Short problem: Repeat the entire listing exactly as written.

Saved data entries
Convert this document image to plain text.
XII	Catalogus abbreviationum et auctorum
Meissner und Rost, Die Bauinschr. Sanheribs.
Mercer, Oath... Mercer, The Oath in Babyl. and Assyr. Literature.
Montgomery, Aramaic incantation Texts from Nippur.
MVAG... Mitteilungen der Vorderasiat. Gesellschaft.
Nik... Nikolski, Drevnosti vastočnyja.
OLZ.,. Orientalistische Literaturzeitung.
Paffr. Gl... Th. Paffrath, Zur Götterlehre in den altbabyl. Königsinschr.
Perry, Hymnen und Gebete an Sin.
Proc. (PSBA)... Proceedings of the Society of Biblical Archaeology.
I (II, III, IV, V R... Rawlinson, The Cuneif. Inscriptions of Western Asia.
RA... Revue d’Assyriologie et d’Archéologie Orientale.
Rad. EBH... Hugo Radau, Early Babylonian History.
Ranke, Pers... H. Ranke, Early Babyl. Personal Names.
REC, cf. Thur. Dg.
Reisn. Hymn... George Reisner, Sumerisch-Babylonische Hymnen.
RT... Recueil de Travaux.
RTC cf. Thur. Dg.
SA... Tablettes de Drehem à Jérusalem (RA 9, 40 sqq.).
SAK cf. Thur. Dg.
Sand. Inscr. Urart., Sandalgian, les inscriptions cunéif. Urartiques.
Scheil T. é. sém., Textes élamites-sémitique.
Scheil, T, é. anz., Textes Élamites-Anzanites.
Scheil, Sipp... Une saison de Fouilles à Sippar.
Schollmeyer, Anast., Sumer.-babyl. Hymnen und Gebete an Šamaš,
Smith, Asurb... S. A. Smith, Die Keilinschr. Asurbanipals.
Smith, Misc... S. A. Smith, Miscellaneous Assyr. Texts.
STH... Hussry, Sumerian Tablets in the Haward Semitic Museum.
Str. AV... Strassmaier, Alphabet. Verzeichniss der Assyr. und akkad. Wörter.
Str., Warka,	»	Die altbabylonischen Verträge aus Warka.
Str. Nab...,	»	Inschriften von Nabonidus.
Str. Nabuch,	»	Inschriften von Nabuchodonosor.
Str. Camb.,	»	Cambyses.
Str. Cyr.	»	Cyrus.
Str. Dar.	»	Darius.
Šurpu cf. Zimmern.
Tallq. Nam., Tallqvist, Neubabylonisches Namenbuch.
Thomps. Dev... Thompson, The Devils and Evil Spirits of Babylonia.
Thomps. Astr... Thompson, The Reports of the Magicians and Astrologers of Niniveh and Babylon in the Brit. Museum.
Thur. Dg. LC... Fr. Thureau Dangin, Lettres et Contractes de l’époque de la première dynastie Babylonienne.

Task solution:
Convert this document image to plain text.
XII	Catalogus abbreviationum et auctorum
Meissner und Rost, Die Bauinschr. Sanheribs.
Mercer, Oath... Mercer, The Oath in Babyl. and Assyr. Literature.
Montgomery, Aramaic incantation Texts from Nippur.
MVAG... Mitteilungen der Vorderasiat. Gesellschaft.
Nik... Nikolski, Drevnosti vastočnyja.
OLZ.,. Orientalistische Literaturzeitung.
Paffr. Gl... Th. Paffrath, Zur Götterlehre in den altbabyl. Königsinschr.
Perry, Hymnen und Gebete an Sin.
Proc. (PSBA)... Proceedings of the Society of Biblical Archaeology.
I (II, III, IV, V R... Rawlinson, The Cuneif. Inscriptions of Western Asia.
RA... Revue d’Assyriologie et d’Archéologie Orientale.
Rad. EBH... Hugo Radau, Early Babylonian History.
Ranke, Pers... H. Ranke, Early Babyl. Personal Names.
REC, cf. Thur. Dg.
Reisn. Hymn... George Reisner, Sumerisch-Babylonische Hymnen.
RT... Recueil de Travaux.
RTC cf. Thur. Dg.
SA... Tablettes de Drehem à Jérusalem (RA 9, 40 sqq.).
SAK cf. Thur. Dg.
Sand. Inscr. Urart., Sandalgian, les inscriptions cunéif. Urartiques.
Scheil T. é. sém., Textes élamites-sémitique.
Scheil, T, é. anz., Textes Élamites-Anzanites.
Scheil, Sipp... Une saison de Fouilles à Sippar.
Schollmeyer, Anast., Sumer.-babyl. Hymnen und Gebete an Šamaš,
Smith, Asurb... S. A. Smith, Die Keilinschr. Asurbanipals.
Smith, Misc... S. A. Smith, Miscellaneous Assyr. Texts.
STH... Hussry, Sumerian Tablets in the Haward Semitic Museum.
Str. AV... Strassmaier, Alphabet. Verzeichniss der Assyr. und akkad. Wörter.
Str., Warka,	»	Die altbabylonischen Verträge aus Warka.
Str. Nab...,	»	Inschriften von Nabonidus.
Str. Nabuch,	»	Inschriften von Nabuchodonosor.
Str. Camb.,	»	Cambyses.
Str. Cyr.	»	Cyrus.
Str. Dar.	»	Darius.
Šurpu cf. Zimmern.
Tallq. Nam., Tallqvist, Neubabylonisches Namenbuch.
Thomps. Dev... Thompson, The Devils and Evil Spirits of Babylonia.
Thomps. Astr... Thompson, The Reports of the Magicians and Astrologers of Niniveh and Babylon in the Brit. Museum.
Thur. Dg. LC... Fr. Thureau Dangin, Lettres et Contractes de l’époque de la première dynastie Babylonienne.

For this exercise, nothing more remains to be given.